[Source records]
____
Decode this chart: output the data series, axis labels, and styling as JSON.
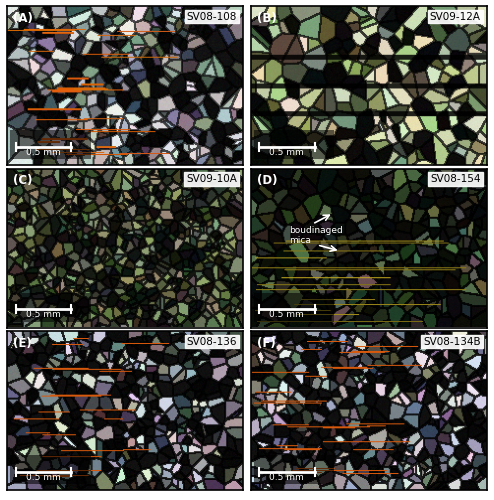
{
  "figure_size": [
    4.94,
    5.0
  ],
  "dpi": 100,
  "background_color": "#ffffff",
  "border_color": "#000000",
  "panels": [
    {
      "label": "(A)",
      "sample": "SV08-108",
      "scalebar": "0.5 mm",
      "style": "A"
    },
    {
      "label": "(B)",
      "sample": "SV09-12A",
      "scalebar": "0.5 mm",
      "style": "B"
    },
    {
      "label": "(C)",
      "sample": "SV09-10A",
      "scalebar": "0.5 mm",
      "style": "C"
    },
    {
      "label": "(D)",
      "sample": "SV08-154",
      "scalebar": "0.5 mm",
      "style": "D",
      "has_annotation": true
    },
    {
      "label": "(E)",
      "sample": "SV08-136",
      "scalebar": "0.5 mm",
      "style": "E"
    },
    {
      "label": "(F)",
      "sample": "SV08-134B",
      "scalebar": "0.5 mm",
      "style": "F"
    }
  ]
}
____
## EXERCISE BRIEF
From the entries above, output every line exactly and omit any image.

## RESULT OF THE EXERCISE
Decode this chart: output the data series, axis labels, and styling as JSON.
{
  "figure_size": [
    4.94,
    5.0
  ],
  "dpi": 100,
  "background_color": "#ffffff",
  "border_color": "#000000",
  "panels": [
    {
      "label": "(A)",
      "sample": "SV08-108",
      "scalebar": "0.5 mm",
      "style": "A"
    },
    {
      "label": "(B)",
      "sample": "SV09-12A",
      "scalebar": "0.5 mm",
      "style": "B"
    },
    {
      "label": "(C)",
      "sample": "SV09-10A",
      "scalebar": "0.5 mm",
      "style": "C"
    },
    {
      "label": "(D)",
      "sample": "SV08-154",
      "scalebar": "0.5 mm",
      "style": "D",
      "has_annotation": true
    },
    {
      "label": "(E)",
      "sample": "SV08-136",
      "scalebar": "0.5 mm",
      "style": "E"
    },
    {
      "label": "(F)",
      "sample": "SV08-134B",
      "scalebar": "0.5 mm",
      "style": "F"
    }
  ]
}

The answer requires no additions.